:: The task ::
Write the data out again, character for character, with no images.

:: Listed entries ::
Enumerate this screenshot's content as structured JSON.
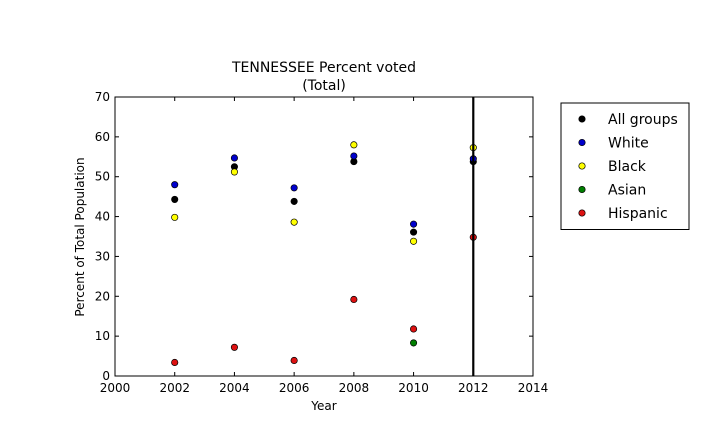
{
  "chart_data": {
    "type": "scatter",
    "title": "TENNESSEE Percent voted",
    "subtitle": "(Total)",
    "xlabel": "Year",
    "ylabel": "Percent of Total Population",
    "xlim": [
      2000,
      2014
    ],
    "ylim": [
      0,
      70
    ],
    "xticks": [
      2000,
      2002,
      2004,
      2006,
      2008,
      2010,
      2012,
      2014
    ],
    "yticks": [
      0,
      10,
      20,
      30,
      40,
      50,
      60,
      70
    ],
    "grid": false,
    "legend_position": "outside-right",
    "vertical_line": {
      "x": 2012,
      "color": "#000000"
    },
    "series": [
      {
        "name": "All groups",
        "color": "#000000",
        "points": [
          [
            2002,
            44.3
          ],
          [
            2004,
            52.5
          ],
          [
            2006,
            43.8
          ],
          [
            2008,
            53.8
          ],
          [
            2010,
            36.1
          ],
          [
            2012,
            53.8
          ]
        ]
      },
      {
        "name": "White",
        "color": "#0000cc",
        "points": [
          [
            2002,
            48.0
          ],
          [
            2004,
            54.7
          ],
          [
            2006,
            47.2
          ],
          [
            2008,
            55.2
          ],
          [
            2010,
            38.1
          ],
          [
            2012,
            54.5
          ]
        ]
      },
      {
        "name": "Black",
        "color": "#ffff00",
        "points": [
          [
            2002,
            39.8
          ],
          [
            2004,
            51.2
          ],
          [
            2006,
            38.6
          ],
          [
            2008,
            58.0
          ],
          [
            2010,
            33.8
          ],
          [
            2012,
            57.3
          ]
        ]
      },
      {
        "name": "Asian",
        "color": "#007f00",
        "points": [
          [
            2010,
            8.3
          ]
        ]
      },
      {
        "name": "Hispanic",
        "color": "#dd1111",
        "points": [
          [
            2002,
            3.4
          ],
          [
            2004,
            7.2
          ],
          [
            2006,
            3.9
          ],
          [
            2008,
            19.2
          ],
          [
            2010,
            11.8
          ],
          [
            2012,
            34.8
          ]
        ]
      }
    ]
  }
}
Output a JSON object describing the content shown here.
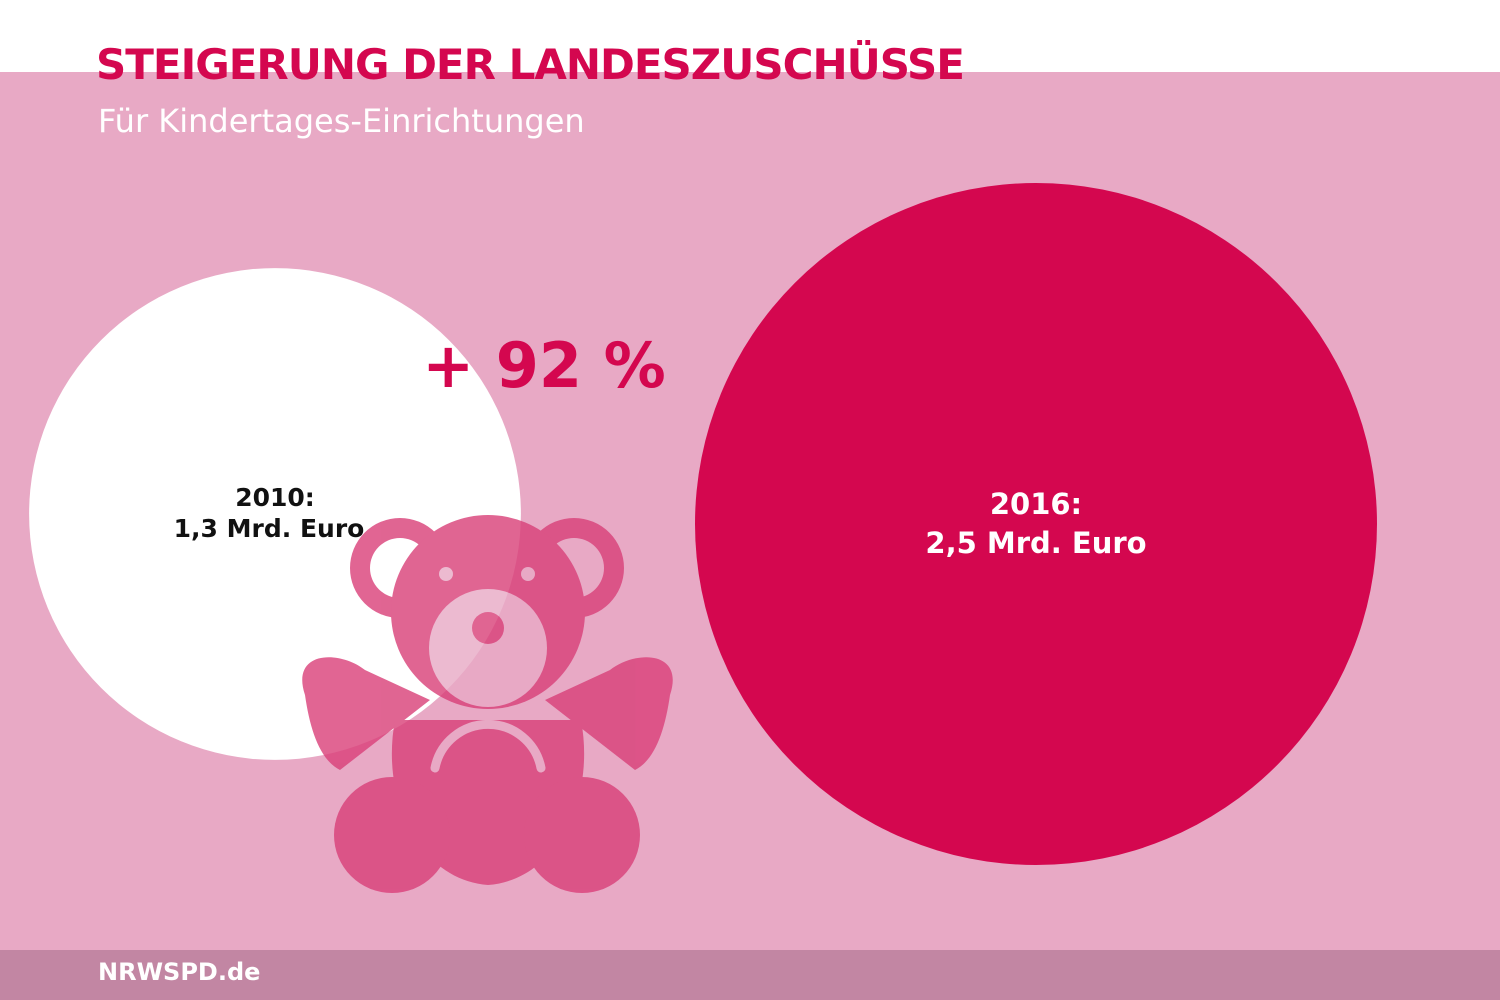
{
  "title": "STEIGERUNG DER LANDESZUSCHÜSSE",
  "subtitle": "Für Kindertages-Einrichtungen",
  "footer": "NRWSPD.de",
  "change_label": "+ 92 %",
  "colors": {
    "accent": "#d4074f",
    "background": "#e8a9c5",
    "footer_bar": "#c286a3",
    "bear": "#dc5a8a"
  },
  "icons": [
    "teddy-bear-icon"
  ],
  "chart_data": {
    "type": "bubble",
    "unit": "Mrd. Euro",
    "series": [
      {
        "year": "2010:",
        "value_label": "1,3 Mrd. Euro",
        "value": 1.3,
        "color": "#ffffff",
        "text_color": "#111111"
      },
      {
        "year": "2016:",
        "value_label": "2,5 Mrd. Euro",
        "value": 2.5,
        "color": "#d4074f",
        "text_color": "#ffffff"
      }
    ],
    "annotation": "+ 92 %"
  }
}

:: Full response ::
Enumerate this screenshot's content as structured JSON.
{
  "chart_data": {
    "type": "scatter",
    "title": "TENNESSEE Percent voted",
    "subtitle": "(Total)",
    "xlabel": "Year",
    "ylabel": "Percent of Total Population",
    "xlim": [
      2000,
      2014
    ],
    "ylim": [
      0,
      70
    ],
    "xticks": [
      2000,
      2002,
      2004,
      2006,
      2008,
      2010,
      2012,
      2014
    ],
    "yticks": [
      0,
      10,
      20,
      30,
      40,
      50,
      60,
      70
    ],
    "grid": false,
    "legend_position": "outside-right",
    "vertical_line": {
      "x": 2012,
      "color": "#000000"
    },
    "series": [
      {
        "name": "All groups",
        "color": "#000000",
        "points": [
          [
            2002,
            44.3
          ],
          [
            2004,
            52.5
          ],
          [
            2006,
            43.8
          ],
          [
            2008,
            53.8
          ],
          [
            2010,
            36.1
          ],
          [
            2012,
            53.8
          ]
        ]
      },
      {
        "name": "White",
        "color": "#0000cc",
        "points": [
          [
            2002,
            48.0
          ],
          [
            2004,
            54.7
          ],
          [
            2006,
            47.2
          ],
          [
            2008,
            55.2
          ],
          [
            2010,
            38.1
          ],
          [
            2012,
            54.5
          ]
        ]
      },
      {
        "name": "Black",
        "color": "#ffff00",
        "points": [
          [
            2002,
            39.8
          ],
          [
            2004,
            51.2
          ],
          [
            2006,
            38.6
          ],
          [
            2008,
            58.0
          ],
          [
            2010,
            33.8
          ],
          [
            2012,
            57.3
          ]
        ]
      },
      {
        "name": "Asian",
        "color": "#007f00",
        "points": [
          [
            2010,
            8.3
          ]
        ]
      },
      {
        "name": "Hispanic",
        "color": "#dd1111",
        "points": [
          [
            2002,
            3.4
          ],
          [
            2004,
            7.2
          ],
          [
            2006,
            3.9
          ],
          [
            2008,
            19.2
          ],
          [
            2010,
            11.8
          ],
          [
            2012,
            34.8
          ]
        ]
      }
    ]
  }
}
Output a JSON object describing the content shown here.
{
  "title": "STEIGERUNG DER LANDESZUSCHÜSSE",
  "subtitle": "Für Kindertages-Einrichtungen",
  "footer": "NRWSPD.de",
  "change_label": "+ 92 %",
  "colors": {
    "accent": "#d4074f",
    "background": "#e8a9c5",
    "footer_bar": "#c286a3",
    "bear": "#dc5a8a"
  },
  "icons": [
    "teddy-bear-icon"
  ],
  "chart_data": {
    "type": "bubble",
    "unit": "Mrd. Euro",
    "series": [
      {
        "year": "2010:",
        "value_label": "1,3 Mrd. Euro",
        "value": 1.3,
        "color": "#ffffff",
        "text_color": "#111111"
      },
      {
        "year": "2016:",
        "value_label": "2,5 Mrd. Euro",
        "value": 2.5,
        "color": "#d4074f",
        "text_color": "#ffffff"
      }
    ],
    "annotation": "+ 92 %"
  }
}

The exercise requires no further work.